:: Record extracts
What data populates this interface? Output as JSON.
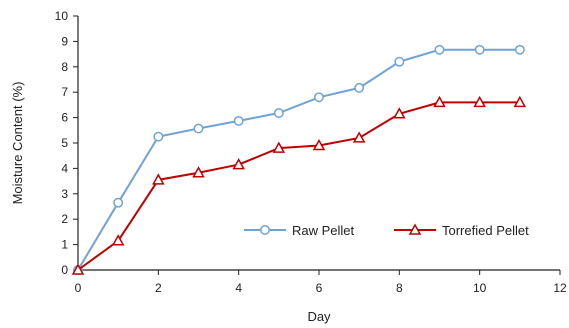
{
  "chart_data": {
    "type": "line",
    "title": "",
    "xlabel": "Day",
    "ylabel": "Moisture Content (%)",
    "xlim": [
      0,
      12
    ],
    "ylim": [
      0,
      10
    ],
    "x_ticks": [
      0,
      2,
      4,
      6,
      8,
      10,
      12
    ],
    "y_ticks": [
      0,
      1,
      2,
      3,
      4,
      5,
      6,
      7,
      8,
      9,
      10
    ],
    "x": [
      0,
      1,
      2,
      3,
      4,
      5,
      6,
      7,
      8,
      9,
      10,
      11
    ],
    "grid": false,
    "legend_position": "bottom-right",
    "series": [
      {
        "name": "Raw Pellet",
        "color": "#6fa3d6",
        "marker": "circle",
        "values": [
          0,
          2.65,
          5.25,
          5.57,
          5.87,
          6.18,
          6.8,
          7.17,
          8.2,
          8.67,
          8.67,
          8.67
        ]
      },
      {
        "name": "Torrefied Pellet",
        "color": "#c00000",
        "marker": "triangle",
        "values": [
          0,
          1.15,
          3.55,
          3.83,
          4.15,
          4.8,
          4.9,
          5.2,
          6.15,
          6.6,
          6.6,
          6.6
        ]
      }
    ]
  }
}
::::
Short task:
Give every line back word for word and leave the pictures out.

Output for this task:
What data populates this interface? Output as JSON.
{
  "chart_data": {
    "type": "line",
    "title": "",
    "xlabel": "Day",
    "ylabel": "Moisture Content (%)",
    "xlim": [
      0,
      12
    ],
    "ylim": [
      0,
      10
    ],
    "x_ticks": [
      0,
      2,
      4,
      6,
      8,
      10,
      12
    ],
    "y_ticks": [
      0,
      1,
      2,
      3,
      4,
      5,
      6,
      7,
      8,
      9,
      10
    ],
    "x": [
      0,
      1,
      2,
      3,
      4,
      5,
      6,
      7,
      8,
      9,
      10,
      11
    ],
    "grid": false,
    "legend_position": "bottom-right",
    "series": [
      {
        "name": "Raw Pellet",
        "color": "#6fa3d6",
        "marker": "circle",
        "values": [
          0,
          2.65,
          5.25,
          5.57,
          5.87,
          6.18,
          6.8,
          7.17,
          8.2,
          8.67,
          8.67,
          8.67
        ]
      },
      {
        "name": "Torrefied Pellet",
        "color": "#c00000",
        "marker": "triangle",
        "values": [
          0,
          1.15,
          3.55,
          3.83,
          4.15,
          4.8,
          4.9,
          5.2,
          6.15,
          6.6,
          6.6,
          6.6
        ]
      }
    ]
  }
}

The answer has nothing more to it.